BEGIN Input data

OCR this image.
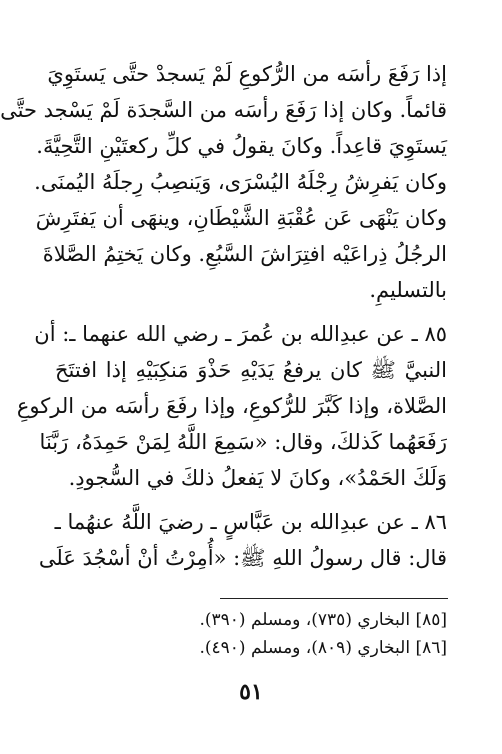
إذا رَفَعَ رأسَه من الرُّكوعِ لَمْ يَسجدْ حتَّى يَستَوِيَ
قائماً. وكان إذا رَفَعَ رأسَه من السَّجدَة لَمْ يَسْجد حتَّى
يَستَوِيَ قاعِداً. وكانَ يقولُ في كلِّ ركعتَيْنِ التَّحِيَّةَ.
وكان يَفرِشُ رِجْلَهُ اليُسْرَى، وَيَنصِبُ رِجلَهُ اليُمنَى.
وكان يَنْهَى عَن عُقْبَةِ الشَّيْطَانِ، وينهَى أن يَفتَرِشَ
الرجُلُ ذِراعَيْه افتِرَاشَ السَّبُعِ. وكان يَختِمُ الصَّلاةَ
بالتسليمِ.
٨٥ ـ عن عبدِالله بن عُمرَ ـ رضي الله عنهما ـ: أن
النبيَّ ﷺ كان يرفعُ يَدَيْهِ حَذْوَ مَنكِبَيْهِ إذا افتتَحَ
الصَّلاة، وإذا كَبَّرَ للرُّكوعِ، وإذا رفَعَ رأسَه من الركوعِ
رَفَعَهُما كَذلكَ، وقال: «سَمِعَ اللَّهُ لِمَنْ حَمِدَهُ، رَبَّنَا
وَلَكَ الحَمْدُ»، وكانَ لا يَفعلُ ذلكَ في السُّجودِ.
٨٦ ـ عن عبدِالله بن عَبَّاسٍ ـ رضيَ اللَّهُ عنهُما ـ
قال: قال رسولُ اللهِ ﷺ: «أُمِرْتُ أنْ أسْجُدَ عَلَى
[٨٥] البخاري (٧٣٥)، ومسلم (٣٩٠).
[٨٦] البخاري (٨٠٩)، ومسلم (٤٩٠).
٥١
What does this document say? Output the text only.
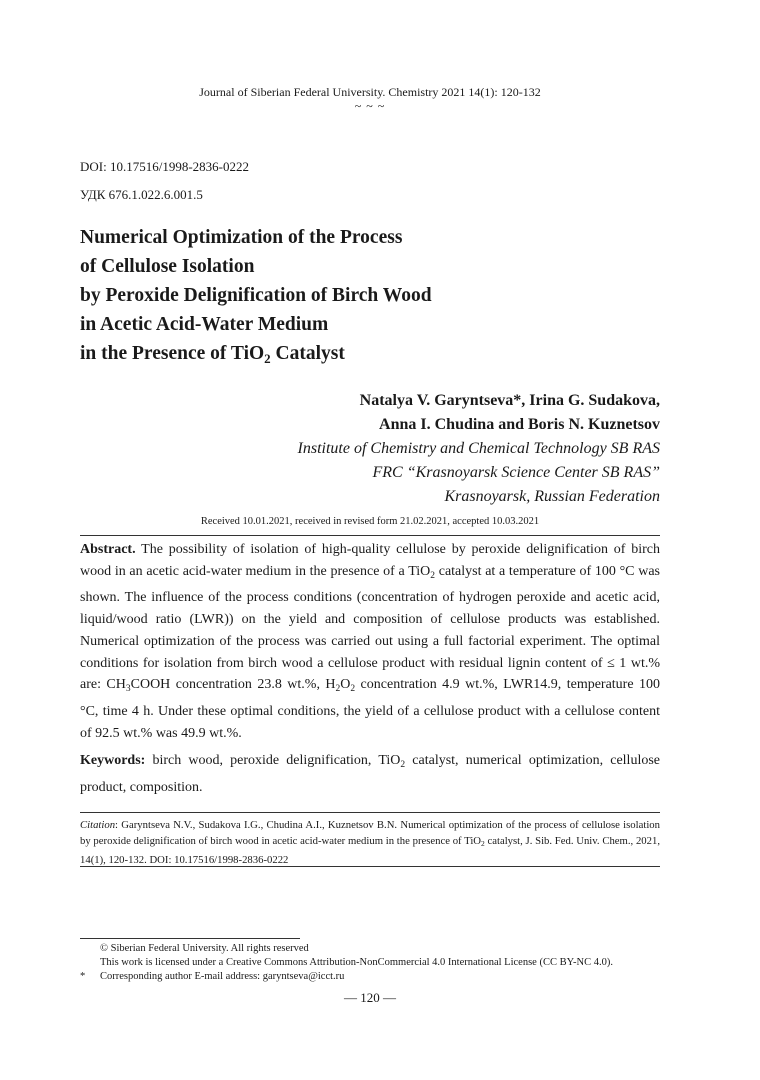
Journal of Siberian Federal University. Chemistry 2021 14(1): 120-132
~ ~ ~
DOI: 10.17516/1998-2836-0222
УДК 676.1.022.6.001.5
Numerical Optimization of the Process
of Cellulose Isolation
by Peroxide Delignification of Birch Wood
in Acetic Acid-Water Medium
in the Presence of TiO$_2$ Catalyst
Natalya V. Garyntseva*, Irina G. Sudakova,
Anna I. Chudina and Boris N. Kuznetsov
Institute of Chemistry and Chemical Technology SB RAS
FRC “Krasnoyarsk Science Center SB RAS”
Krasnoyarsk, Russian Federation
Received 10.01.2021, received in revised form 21.02.2021, accepted 10.03.2021
Abstract. The possibility of isolation of high-quality cellulose by peroxide delignification of birch wood in an acetic acid-water medium in the presence of a TiO$_2$ catalyst at a temperature of 100 °C was shown. The influence of the process conditions (concentration of hydrogen peroxide and acetic acid, liquid/wood ratio (LWR)) on the yield and composition of cellulose products was established. Numerical optimization of the process was carried out using a full factorial experiment. The optimal conditions for isolation from birch wood a cellulose product with residual lignin content of ≤ 1 wt.% are: $CH_3COOH$ concentration 23.8 wt.%, $H_2O_2$ concentration 4.9 wt.%, LWR14.9, temperature 100 °C, time 4 h. Under these optimal conditions, the yield of a cellulose product with a cellulose content of 92.5 wt.% was 49.9 wt.%.
Keywords: birch wood, peroxide delignification, TiO$_2$ catalyst, numerical optimization, cellulose product, composition.
Citation: Garyntseva N.V., Sudakova I.G., Chudina A.I., Kuznetsov B.N. Numerical optimization of the process of cellulose isolation by peroxide delignification of birch wood in acetic acid-water medium in the presence of TiO$_2$ catalyst, J. Sib. Fed. Univ. Chem., 2021, 14(1), 120-132. DOI: 10.17516/1998-2836-0222
© Siberian Federal University. All rights reserved
This work is licensed under a Creative Commons Attribution-NonCommercial 4.0 International License (CC BY-NC 4.0).
* Corresponding author E-mail address: garyntseva@icct.ru
— 120 —
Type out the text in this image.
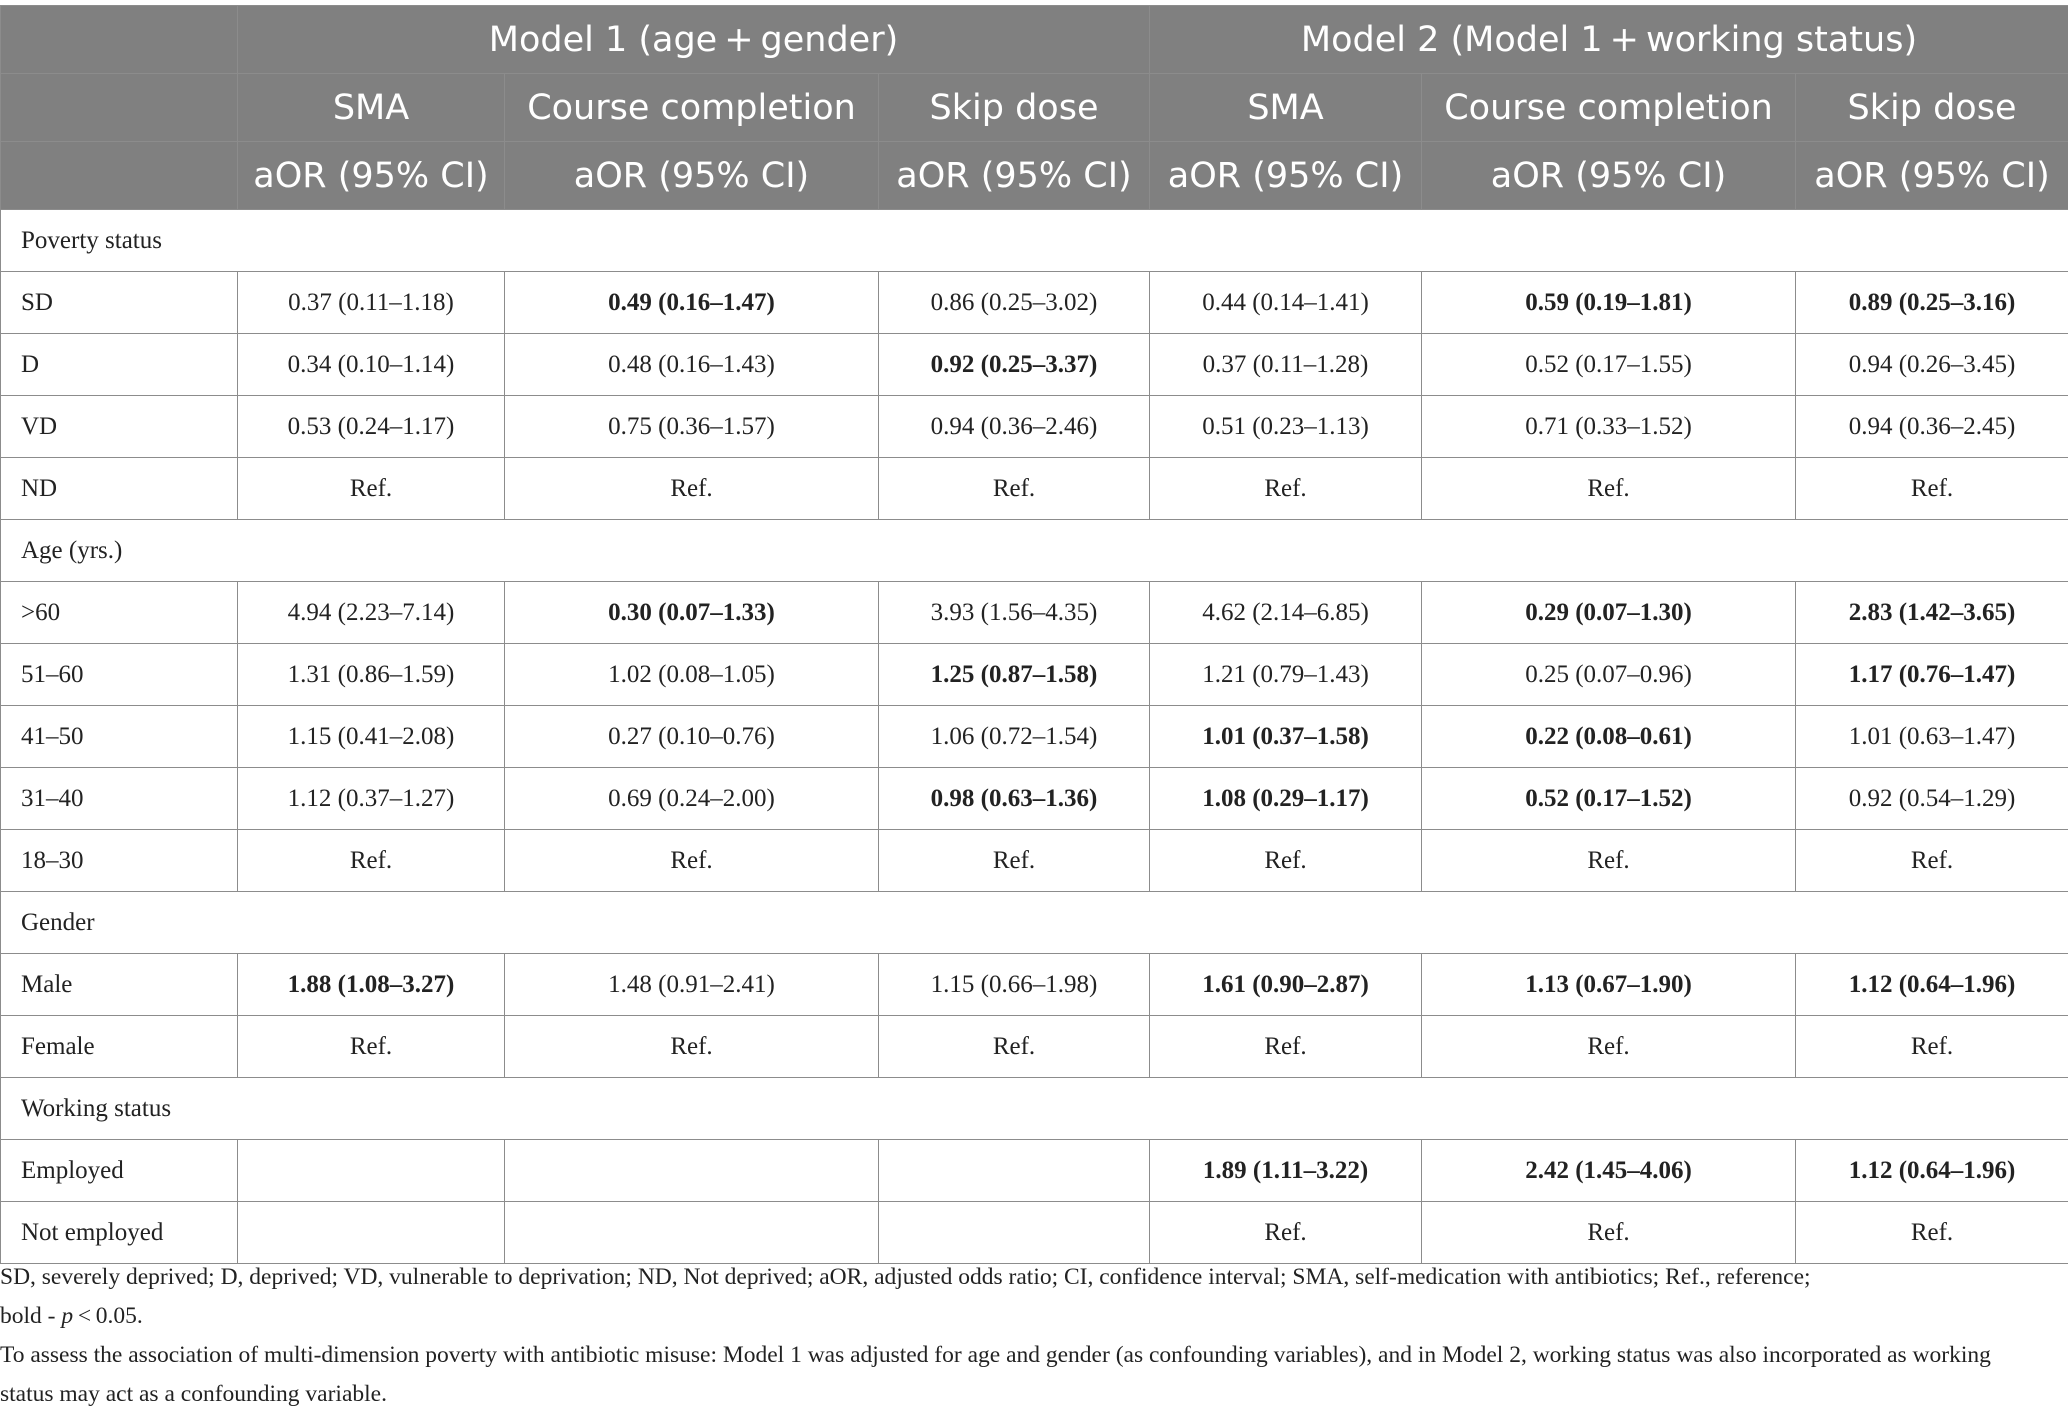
	Model 1 (age + gender)			Model 2 (Model 1 + working status)		
	SMA	Course completion	Skip dose	SMA	Course completion	Skip dose
	aOR (95% CI)	aOR (95% CI)	aOR (95% CI)	aOR (95% CI)	aOR (95% CI)	aOR (95% CI)
Poverty status						
SD	0.37 (0.11–1.18)	0.49 (0.16–1.47)	0.86 (0.25–3.02)	0.44 (0.14–1.41)	0.59 (0.19–1.81)	0.89 (0.25–3.16)
D	0.34 (0.10–1.14)	0.48 (0.16–1.43)	0.92 (0.25–3.37)	0.37 (0.11–1.28)	0.52 (0.17–1.55)	0.94 (0.26–3.45)
VD	0.53 (0.24–1.17)	0.75 (0.36–1.57)	0.94 (0.36–2.46)	0.51 (0.23–1.13)	0.71 (0.33–1.52)	0.94 (0.36–2.45)
ND	Ref.	Ref.	Ref.	Ref.	Ref.	Ref.
Age (yrs.)						
>60	4.94 (2.23–7.14)	0.30 (0.07–1.33)	3.93 (1.56–4.35)	4.62 (2.14–6.85)	0.29 (0.07–1.30)	2.83 (1.42–3.65)
51–60	1.31 (0.86–1.59)	1.02 (0.08–1.05)	1.25 (0.87–1.58)	1.21 (0.79–1.43)	0.25 (0.07–0.96)	1.17 (0.76–1.47)
41–50	1.15 (0.41–2.08)	0.27 (0.10–0.76)	1.06 (0.72–1.54)	1.01 (0.37–1.58)	0.22 (0.08–0.61)	1.01 (0.63–1.47)
31–40	1.12 (0.37–1.27)	0.69 (0.24–2.00)	0.98 (0.63–1.36)	1.08 (0.29–1.17)	0.52 (0.17–1.52)	0.92 (0.54–1.29)
18–30	Ref.	Ref.	Ref.	Ref.	Ref.	Ref.
Gender						
Male	1.88 (1.08–3.27)	1.48 (0.91–2.41)	1.15 (0.66–1.98)	1.61 (0.90–2.87)	1.13 (0.67–1.90)	1.12 (0.64–1.96)
Female	Ref.	Ref.	Ref.	Ref.	Ref.	Ref.
Working status						
Employed				1.89 (1.11–3.22)	2.42 (1.45–4.06)	1.12 (0.64–1.96)
Not employed				Ref.	Ref.	Ref.

SD, severely deprived; D, deprived; VD, vulnerable to deprivation; ND, Not deprived; aOR, adjusted odds ratio; CI, confidence interval; SMA, self-medication with antibiotics; Ref., reference;
bold - p < 0.05.

To assess the association of multi-dimension poverty with antibiotic misuse: Model 1 was adjusted for age and gender (as confounding variables), and in Model 2, working status was also incorporated as working status may act as a confounding variable.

END Input data

◆ **Task to complete**
Return every line of the records exactly as given, pictures excluded.

◆ **Solution for this problem**
OCR this image.
إذا رَفَعَ رأسَه من الرُّكوعِ لَمْ يَسجدْ حتَّى يَستَوِيَ
قائماً. وكان إذا رَفَعَ رأسَه من السَّجدَة لَمْ يَسْجد حتَّى
يَستَوِيَ قاعِداً. وكانَ يقولُ في كلِّ ركعتَيْنِ التَّحِيَّةَ.
وكان يَفرِشُ رِجْلَهُ اليُسْرَى، وَيَنصِبُ رِجلَهُ اليُمنَى.
وكان يَنْهَى عَن عُقْبَةِ الشَّيْطَانِ، وينهَى أن يَفتَرِشَ
الرجُلُ ذِراعَيْه افتِرَاشَ السَّبُعِ. وكان يَختِمُ الصَّلاةَ
بالتسليمِ.
٨٥ ـ عن عبدِالله بن عُمرَ ـ رضي الله عنهما ـ: أن
النبيَّ ﷺ كان يرفعُ يَدَيْهِ حَذْوَ مَنكِبَيْهِ إذا افتتَحَ
الصَّلاة، وإذا كَبَّرَ للرُّكوعِ، وإذا رفَعَ رأسَه من الركوعِ
رَفَعَهُما كَذلكَ، وقال: «سَمِعَ اللَّهُ لِمَنْ حَمِدَهُ، رَبَّنَا
وَلَكَ الحَمْدُ»، وكانَ لا يَفعلُ ذلكَ في السُّجودِ.
٨٦ ـ عن عبدِالله بن عَبَّاسٍ ـ رضيَ اللَّهُ عنهُما ـ
قال: قال رسولُ اللهِ ﷺ: «أُمِرْتُ أنْ أسْجُدَ عَلَى
[٨٥] البخاري (٧٣٥)، ومسلم (٣٩٠).
[٨٦] البخاري (٨٠٩)، ومسلم (٤٩٠).
٥١
What does this document say? Output the text only.
Journal of Siberian Federal University. Chemistry 2021 14(1): 120-132
~ ~ ~
DOI: 10.17516/1998-2836-0222
УДК 676.1.022.6.001.5
Numerical Optimization of the Process
of Cellulose Isolation
by Peroxide Delignification of Birch Wood
in Acetic Acid-Water Medium
in the Presence of TiO$_2$ Catalyst
Natalya V. Garyntseva*, Irina G. Sudakova,
Anna I. Chudina and Boris N. Kuznetsov
Institute of Chemistry and Chemical Technology SB RAS
FRC “Krasnoyarsk Science Center SB RAS”
Krasnoyarsk, Russian Federation
Received 10.01.2021, received in revised form 21.02.2021, accepted 10.03.2021
Abstract. The possibility of isolation of high-quality cellulose by peroxide delignification of birch wood in an acetic acid-water medium in the presence of a TiO$_2$ catalyst at a temperature of 100 °C was shown. The influence of the process conditions (concentration of hydrogen peroxide and acetic acid, liquid/wood ratio (LWR)) on the yield and composition of cellulose products was established. Numerical optimization of the process was carried out using a full factorial experiment. The optimal conditions for isolation from birch wood a cellulose product with residual lignin content of ≤ 1 wt.% are: $CH_3COOH$ concentration 23.8 wt.%, $H_2O_2$ concentration 4.9 wt.%, LWR14.9, temperature 100 °C, time 4 h. Under these optimal conditions, the yield of a cellulose product with a cellulose content of 92.5 wt.% was 49.9 wt.%.
Keywords: birch wood, peroxide delignification, TiO$_2$ catalyst, numerical optimization, cellulose product, composition.
Citation: Garyntseva N.V., Sudakova I.G., Chudina A.I., Kuznetsov B.N. Numerical optimization of the process of cellulose isolation by peroxide delignification of birch wood in acetic acid-water medium in the presence of TiO$_2$ catalyst, J. Sib. Fed. Univ. Chem., 2021, 14(1), 120-132. DOI: 10.17516/1998-2836-0222
© Siberian Federal University. All rights reserved
This work is licensed under a Creative Commons Attribution-NonCommercial 4.0 International License (CC BY-NC 4.0).
* Corresponding author E-mail address: garyntseva@icct.ru
— 120 —
Type out the text in this image.
	Model 1 (age + gender)			Model 2 (Model 1 + working status)		
	SMA	Course completion	Skip dose	SMA	Course completion	Skip dose
	aOR (95% CI)	aOR (95% CI)	aOR (95% CI)	aOR (95% CI)	aOR (95% CI)	aOR (95% CI)
Poverty status						
SD	0.37 (0.11–1.18)	0.49 (0.16–1.47)	0.86 (0.25–3.02)	0.44 (0.14–1.41)	0.59 (0.19–1.81)	0.89 (0.25–3.16)
D	0.34 (0.10–1.14)	0.48 (0.16–1.43)	0.92 (0.25–3.37)	0.37 (0.11–1.28)	0.52 (0.17–1.55)	0.94 (0.26–3.45)
VD	0.53 (0.24–1.17)	0.75 (0.36–1.57)	0.94 (0.36–2.46)	0.51 (0.23–1.13)	0.71 (0.33–1.52)	0.94 (0.36–2.45)
ND	Ref.	Ref.	Ref.	Ref.	Ref.	Ref.
Age (yrs.)						
>60	4.94 (2.23–7.14)	0.30 (0.07–1.33)	3.93 (1.56–4.35)	4.62 (2.14–6.85)	0.29 (0.07–1.30)	2.83 (1.42–3.65)
51–60	1.31 (0.86–1.59)	1.02 (0.08–1.05)	1.25 (0.87–1.58)	1.21 (0.79–1.43)	0.25 (0.07–0.96)	1.17 (0.76–1.47)
41–50	1.15 (0.41–2.08)	0.27 (0.10–0.76)	1.06 (0.72–1.54)	1.01 (0.37–1.58)	0.22 (0.08–0.61)	1.01 (0.63–1.47)
31–40	1.12 (0.37–1.27)	0.69 (0.24–2.00)	0.98 (0.63–1.36)	1.08 (0.29–1.17)	0.52 (0.17–1.52)	0.92 (0.54–1.29)
18–30	Ref.	Ref.	Ref.	Ref.	Ref.	Ref.
Gender						
Male	1.88 (1.08–3.27)	1.48 (0.91–2.41)	1.15 (0.66–1.98)	1.61 (0.90–2.87)	1.13 (0.67–1.90)	1.12 (0.64–1.96)
Female	Ref.	Ref.	Ref.	Ref.	Ref.	Ref.
Working status						
Employed				1.89 (1.11–3.22)	2.42 (1.45–4.06)	1.12 (0.64–1.96)
Not employed				Ref.	Ref.	Ref.

SD, severely deprived; D, deprived; VD, vulnerable to deprivation; ND, Not deprived; aOR, adjusted odds ratio; CI, confidence interval; SMA, self-medication with antibiotics; Ref., reference;
bold - p < 0.05.

To assess the association of multi-dimension poverty with antibiotic misuse: Model 1 was adjusted for age and gender (as confounding variables), and in Model 2, working status was also incorporated as working status may act as a confounding variable.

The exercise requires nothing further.